Extract each line of the data below exactly as written.

* [DATASET RECORDS]:
>> Start

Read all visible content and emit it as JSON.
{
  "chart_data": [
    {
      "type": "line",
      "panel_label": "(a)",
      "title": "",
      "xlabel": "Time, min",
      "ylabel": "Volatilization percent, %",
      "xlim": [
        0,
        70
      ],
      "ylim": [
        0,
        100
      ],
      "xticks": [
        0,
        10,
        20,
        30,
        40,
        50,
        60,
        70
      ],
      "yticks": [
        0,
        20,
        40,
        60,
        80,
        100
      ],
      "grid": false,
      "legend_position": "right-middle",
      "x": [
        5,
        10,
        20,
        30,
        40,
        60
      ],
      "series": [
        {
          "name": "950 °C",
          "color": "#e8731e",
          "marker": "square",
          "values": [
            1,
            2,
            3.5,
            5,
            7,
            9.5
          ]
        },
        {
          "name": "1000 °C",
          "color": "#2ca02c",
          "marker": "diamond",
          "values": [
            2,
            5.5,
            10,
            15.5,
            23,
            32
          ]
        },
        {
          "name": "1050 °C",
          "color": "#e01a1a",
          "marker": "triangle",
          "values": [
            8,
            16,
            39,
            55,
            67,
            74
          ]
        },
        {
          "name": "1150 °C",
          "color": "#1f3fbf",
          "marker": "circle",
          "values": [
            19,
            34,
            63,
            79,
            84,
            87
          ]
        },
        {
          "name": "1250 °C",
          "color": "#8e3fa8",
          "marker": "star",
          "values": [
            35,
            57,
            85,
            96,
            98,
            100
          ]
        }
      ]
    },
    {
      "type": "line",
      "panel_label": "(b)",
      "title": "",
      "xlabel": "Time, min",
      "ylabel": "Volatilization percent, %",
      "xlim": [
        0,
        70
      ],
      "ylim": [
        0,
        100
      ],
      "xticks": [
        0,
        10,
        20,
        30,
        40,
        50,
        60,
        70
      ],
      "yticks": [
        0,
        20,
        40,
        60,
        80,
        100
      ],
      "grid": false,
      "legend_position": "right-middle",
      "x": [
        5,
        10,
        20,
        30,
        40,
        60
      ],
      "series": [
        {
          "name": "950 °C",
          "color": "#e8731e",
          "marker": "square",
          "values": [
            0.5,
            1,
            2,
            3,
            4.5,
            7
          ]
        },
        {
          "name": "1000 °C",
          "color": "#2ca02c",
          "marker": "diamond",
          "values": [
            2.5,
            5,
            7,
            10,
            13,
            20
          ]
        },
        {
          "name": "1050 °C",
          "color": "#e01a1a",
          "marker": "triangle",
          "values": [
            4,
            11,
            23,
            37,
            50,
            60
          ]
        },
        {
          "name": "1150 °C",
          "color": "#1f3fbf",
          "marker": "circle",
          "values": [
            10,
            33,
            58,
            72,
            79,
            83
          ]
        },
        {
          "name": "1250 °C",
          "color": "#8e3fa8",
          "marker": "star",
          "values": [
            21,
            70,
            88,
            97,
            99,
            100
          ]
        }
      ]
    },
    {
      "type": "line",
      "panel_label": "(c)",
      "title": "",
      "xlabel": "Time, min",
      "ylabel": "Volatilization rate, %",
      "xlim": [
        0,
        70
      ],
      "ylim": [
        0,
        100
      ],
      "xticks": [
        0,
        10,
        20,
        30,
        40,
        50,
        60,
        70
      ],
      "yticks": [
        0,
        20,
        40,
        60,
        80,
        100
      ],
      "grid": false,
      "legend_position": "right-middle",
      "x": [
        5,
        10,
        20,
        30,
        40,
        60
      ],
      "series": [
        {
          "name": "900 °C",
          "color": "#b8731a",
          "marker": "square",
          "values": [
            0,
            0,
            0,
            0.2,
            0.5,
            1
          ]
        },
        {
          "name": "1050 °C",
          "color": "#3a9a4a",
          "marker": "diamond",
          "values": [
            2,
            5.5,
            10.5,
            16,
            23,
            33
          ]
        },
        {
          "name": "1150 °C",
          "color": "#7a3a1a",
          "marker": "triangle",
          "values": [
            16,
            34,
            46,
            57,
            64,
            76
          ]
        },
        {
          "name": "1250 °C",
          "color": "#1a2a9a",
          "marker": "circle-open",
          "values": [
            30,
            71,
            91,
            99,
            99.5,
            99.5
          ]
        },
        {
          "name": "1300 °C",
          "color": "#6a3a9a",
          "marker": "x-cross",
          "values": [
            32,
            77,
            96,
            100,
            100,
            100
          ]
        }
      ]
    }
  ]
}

>> End

* [ANSWER TO THIS TASK]:
Read all visible content and emit it as JSON.
{
  "chart_data": [
    {
      "type": "line",
      "panel_label": "(a)",
      "title": "",
      "xlabel": "Time, min",
      "ylabel": "Volatilization percent, %",
      "xlim": [
        0,
        70
      ],
      "ylim": [
        0,
        100
      ],
      "xticks": [
        0,
        10,
        20,
        30,
        40,
        50,
        60,
        70
      ],
      "yticks": [
        0,
        20,
        40,
        60,
        80,
        100
      ],
      "grid": false,
      "legend_position": "right-middle",
      "x": [
        5,
        10,
        20,
        30,
        40,
        60
      ],
      "series": [
        {
          "name": "950 °C",
          "color": "#e8731e",
          "marker": "square",
          "values": [
            1,
            2,
            3.5,
            5,
            7,
            9.5
          ]
        },
        {
          "name": "1000 °C",
          "color": "#2ca02c",
          "marker": "diamond",
          "values": [
            2,
            5.5,
            10,
            15.5,
            23,
            32
          ]
        },
        {
          "name": "1050 °C",
          "color": "#e01a1a",
          "marker": "triangle",
          "values": [
            8,
            16,
            39,
            55,
            67,
            74
          ]
        },
        {
          "name": "1150 °C",
          "color": "#1f3fbf",
          "marker": "circle",
          "values": [
            19,
            34,
            63,
            79,
            84,
            87
          ]
        },
        {
          "name": "1250 °C",
          "color": "#8e3fa8",
          "marker": "star",
          "values": [
            35,
            57,
            85,
            96,
            98,
            100
          ]
        }
      ]
    },
    {
      "type": "line",
      "panel_label": "(b)",
      "title": "",
      "xlabel": "Time, min",
      "ylabel": "Volatilization percent, %",
      "xlim": [
        0,
        70
      ],
      "ylim": [
        0,
        100
      ],
      "xticks": [
        0,
        10,
        20,
        30,
        40,
        50,
        60,
        70
      ],
      "yticks": [
        0,
        20,
        40,
        60,
        80,
        100
      ],
      "grid": false,
      "legend_position": "right-middle",
      "x": [
        5,
        10,
        20,
        30,
        40,
        60
      ],
      "series": [
        {
          "name": "950 °C",
          "color": "#e8731e",
          "marker": "square",
          "values": [
            0.5,
            1,
            2,
            3,
            4.5,
            7
          ]
        },
        {
          "name": "1000 °C",
          "color": "#2ca02c",
          "marker": "diamond",
          "values": [
            2.5,
            5,
            7,
            10,
            13,
            20
          ]
        },
        {
          "name": "1050 °C",
          "color": "#e01a1a",
          "marker": "triangle",
          "values": [
            4,
            11,
            23,
            37,
            50,
            60
          ]
        },
        {
          "name": "1150 °C",
          "color": "#1f3fbf",
          "marker": "circle",
          "values": [
            10,
            33,
            58,
            72,
            79,
            83
          ]
        },
        {
          "name": "1250 °C",
          "color": "#8e3fa8",
          "marker": "star",
          "values": [
            21,
            70,
            88,
            97,
            99,
            100
          ]
        }
      ]
    },
    {
      "type": "line",
      "panel_label": "(c)",
      "title": "",
      "xlabel": "Time, min",
      "ylabel": "Volatilization rate, %",
      "xlim": [
        0,
        70
      ],
      "ylim": [
        0,
        100
      ],
      "xticks": [
        0,
        10,
        20,
        30,
        40,
        50,
        60,
        70
      ],
      "yticks": [
        0,
        20,
        40,
        60,
        80,
        100
      ],
      "grid": false,
      "legend_position": "right-middle",
      "x": [
        5,
        10,
        20,
        30,
        40,
        60
      ],
      "series": [
        {
          "name": "900 °C",
          "color": "#b8731a",
          "marker": "square",
          "values": [
            0,
            0,
            0,
            0.2,
            0.5,
            1
          ]
        },
        {
          "name": "1050 °C",
          "color": "#3a9a4a",
          "marker": "diamond",
          "values": [
            2,
            5.5,
            10.5,
            16,
            23,
            33
          ]
        },
        {
          "name": "1150 °C",
          "color": "#7a3a1a",
          "marker": "triangle",
          "values": [
            16,
            34,
            46,
            57,
            64,
            76
          ]
        },
        {
          "name": "1250 °C",
          "color": "#1a2a9a",
          "marker": "circle-open",
          "values": [
            30,
            71,
            91,
            99,
            99.5,
            99.5
          ]
        },
        {
          "name": "1300 °C",
          "color": "#6a3a9a",
          "marker": "x-cross",
          "values": [
            32,
            77,
            96,
            100,
            100,
            100
          ]
        }
      ]
    }
  ]
}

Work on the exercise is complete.